-- start of PROVIDED RECORDS --
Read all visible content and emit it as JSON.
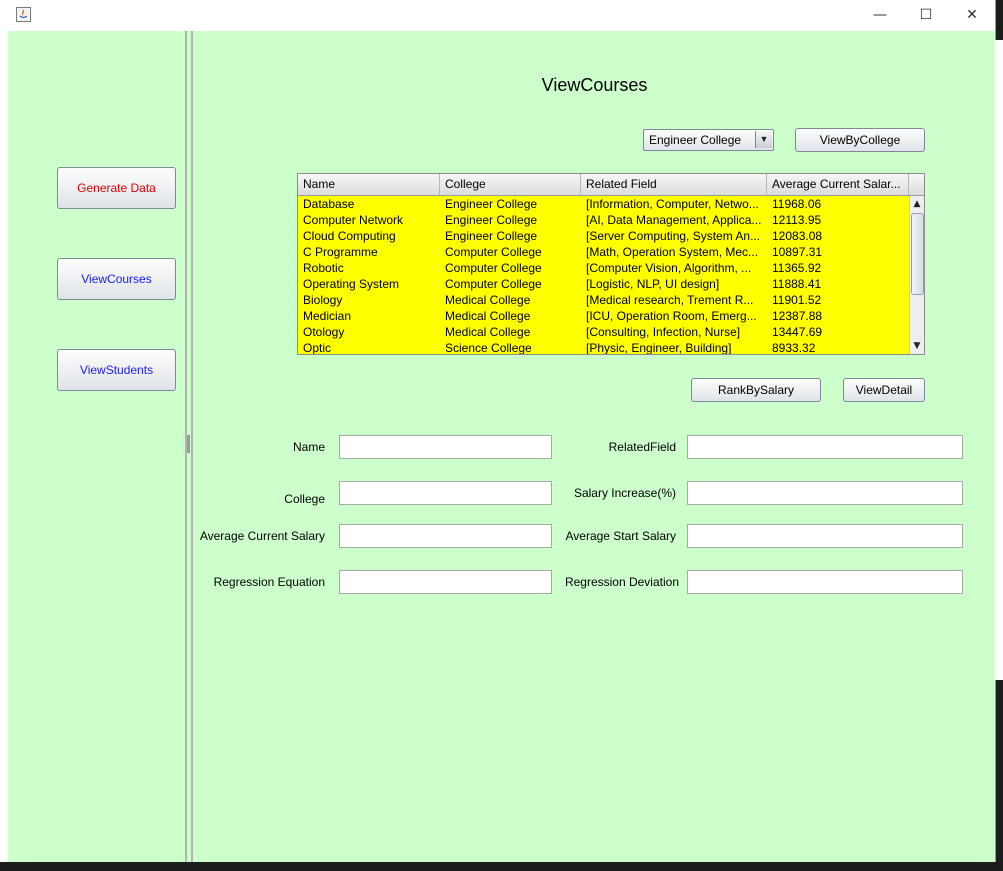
{
  "window": {
    "minimize": "—",
    "maximize": "☐",
    "close": "✕"
  },
  "sidebar": {
    "generate_label": "Generate Data",
    "view_courses_label": "ViewCourses",
    "view_students_label": "ViewStudents",
    "colors": {
      "generate": "#e00000",
      "nav": "#1a1aff"
    }
  },
  "main": {
    "title": "ViewCourses",
    "college_select": {
      "selected": "Engineer College"
    },
    "view_by_college_label": "ViewByCollege",
    "rank_by_salary_label": "RankBySalary",
    "view_detail_label": "ViewDetail"
  },
  "table": {
    "columns": [
      "Name",
      "College",
      "Related Field",
      "Average Current Salar..."
    ],
    "rows": [
      [
        "Database",
        "Engineer College",
        "[Information, Computer, Netwo...",
        "11968.06"
      ],
      [
        "Computer Network",
        "Engineer College",
        "[AI, Data Management, Applica...",
        "12113.95"
      ],
      [
        "Cloud Computing",
        "Engineer College",
        "[Server Computing, System An...",
        "12083.08"
      ],
      [
        "C Programme",
        "Computer College",
        "[Math, Operation System, Mec...",
        "10897.31"
      ],
      [
        "Robotic",
        "Computer College",
        "[Computer Vision, Algorithm, ...",
        "11365.92"
      ],
      [
        "Operating System",
        "Computer College",
        "[Logistic, NLP, UI design]",
        "11888.41"
      ],
      [
        "Biology",
        "Medical College",
        "[Medical research, Trement R...",
        "11901.52"
      ],
      [
        "Medician",
        "Medical College",
        "[ICU, Operation Room, Emerg...",
        "12387.88"
      ],
      [
        "Otology",
        "Medical College",
        "[Consulting, Infection, Nurse]",
        "13447.69"
      ],
      [
        "Optic",
        "Science College",
        "[Physic, Engineer, Building]",
        "8933.32"
      ]
    ],
    "row_color": "#ffff00"
  },
  "form": {
    "name_label": "Name",
    "related_field_label": "RelatedField",
    "college_label": "College",
    "salary_increase_label": "Salary Increase(%)",
    "avg_current_salary_label": "Average Current Salary",
    "avg_start_salary_label": "Average Start Salary",
    "regression_equation_label": "Regression Equation",
    "regression_deviation_label": "Regression Deviation",
    "values": {
      "name": "",
      "related_field": "",
      "college": "",
      "salary_increase": "",
      "avg_current_salary": "",
      "avg_start_salary": "",
      "regression_equation": "",
      "regression_deviation": ""
    }
  },
  "background_color": "#ccffcc"
}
-- end of PROVIDED RECORDS --
**AIM**
How many lines of these entries hold the string "ViewCourses"? Answer with the number alone.

**WORKED ANSWER**
2